WHAT YOU HAVE TO DO: Track down the lines that contain "Class" and copy them.

A run of records:
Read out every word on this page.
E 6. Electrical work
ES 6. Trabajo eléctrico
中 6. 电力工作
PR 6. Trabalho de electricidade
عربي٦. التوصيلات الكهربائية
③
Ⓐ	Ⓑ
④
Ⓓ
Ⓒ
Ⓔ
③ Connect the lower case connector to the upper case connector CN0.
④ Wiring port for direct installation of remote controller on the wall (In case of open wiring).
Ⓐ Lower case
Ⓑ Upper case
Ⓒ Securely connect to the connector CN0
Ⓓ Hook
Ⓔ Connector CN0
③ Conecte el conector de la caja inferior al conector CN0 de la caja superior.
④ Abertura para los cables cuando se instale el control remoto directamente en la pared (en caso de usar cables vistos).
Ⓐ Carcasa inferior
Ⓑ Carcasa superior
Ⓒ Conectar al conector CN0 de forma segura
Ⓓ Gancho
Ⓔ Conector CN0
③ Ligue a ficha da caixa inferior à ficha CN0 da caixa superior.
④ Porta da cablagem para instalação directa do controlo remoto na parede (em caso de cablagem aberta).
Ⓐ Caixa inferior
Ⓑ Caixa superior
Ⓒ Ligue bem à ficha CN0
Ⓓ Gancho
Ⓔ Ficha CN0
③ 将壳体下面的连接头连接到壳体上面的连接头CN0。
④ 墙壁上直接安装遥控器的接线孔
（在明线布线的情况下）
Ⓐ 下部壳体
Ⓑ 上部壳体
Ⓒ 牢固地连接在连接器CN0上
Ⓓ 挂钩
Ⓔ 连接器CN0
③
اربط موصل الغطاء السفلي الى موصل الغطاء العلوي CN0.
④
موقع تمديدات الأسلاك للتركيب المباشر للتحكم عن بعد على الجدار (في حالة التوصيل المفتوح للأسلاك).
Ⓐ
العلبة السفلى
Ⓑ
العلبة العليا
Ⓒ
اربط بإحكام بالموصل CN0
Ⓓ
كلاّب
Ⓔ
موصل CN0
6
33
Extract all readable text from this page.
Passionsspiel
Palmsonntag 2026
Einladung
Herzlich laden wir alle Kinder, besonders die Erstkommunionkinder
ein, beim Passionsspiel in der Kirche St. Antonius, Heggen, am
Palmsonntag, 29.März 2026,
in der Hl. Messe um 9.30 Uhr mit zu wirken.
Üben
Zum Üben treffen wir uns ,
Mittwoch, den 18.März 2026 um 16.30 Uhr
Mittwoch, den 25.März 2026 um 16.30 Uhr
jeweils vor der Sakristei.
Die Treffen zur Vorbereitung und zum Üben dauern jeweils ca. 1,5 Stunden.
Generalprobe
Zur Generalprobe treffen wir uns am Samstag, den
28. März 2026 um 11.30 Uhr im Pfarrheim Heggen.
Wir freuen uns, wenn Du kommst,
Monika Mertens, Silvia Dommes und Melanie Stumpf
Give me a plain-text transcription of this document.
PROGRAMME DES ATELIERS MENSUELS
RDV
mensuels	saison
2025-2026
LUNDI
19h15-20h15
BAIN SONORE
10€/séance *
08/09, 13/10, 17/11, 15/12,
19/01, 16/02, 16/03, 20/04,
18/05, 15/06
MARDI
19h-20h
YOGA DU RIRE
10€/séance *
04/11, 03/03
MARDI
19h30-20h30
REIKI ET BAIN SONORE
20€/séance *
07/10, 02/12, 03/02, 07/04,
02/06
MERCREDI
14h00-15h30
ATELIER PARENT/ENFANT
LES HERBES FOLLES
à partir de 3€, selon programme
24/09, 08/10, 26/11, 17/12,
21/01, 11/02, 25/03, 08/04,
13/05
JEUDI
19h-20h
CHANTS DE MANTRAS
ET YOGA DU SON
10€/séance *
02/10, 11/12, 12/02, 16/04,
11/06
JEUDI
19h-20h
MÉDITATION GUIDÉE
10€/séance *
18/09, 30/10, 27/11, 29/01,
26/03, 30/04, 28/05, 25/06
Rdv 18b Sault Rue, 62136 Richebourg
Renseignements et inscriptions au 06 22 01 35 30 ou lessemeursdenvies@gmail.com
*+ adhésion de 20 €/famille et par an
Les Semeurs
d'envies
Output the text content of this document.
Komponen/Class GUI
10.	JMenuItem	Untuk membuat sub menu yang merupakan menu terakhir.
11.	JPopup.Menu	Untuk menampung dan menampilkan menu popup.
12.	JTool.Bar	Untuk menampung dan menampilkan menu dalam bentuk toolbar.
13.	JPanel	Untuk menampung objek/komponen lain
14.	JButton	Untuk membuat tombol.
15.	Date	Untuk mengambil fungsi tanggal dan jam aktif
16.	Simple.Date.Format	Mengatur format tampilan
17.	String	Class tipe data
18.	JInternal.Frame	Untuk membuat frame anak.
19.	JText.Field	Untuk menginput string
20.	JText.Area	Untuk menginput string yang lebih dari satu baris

ANSWER IN FULL:
Komponen/Class GUI
17.	String	Class tipe data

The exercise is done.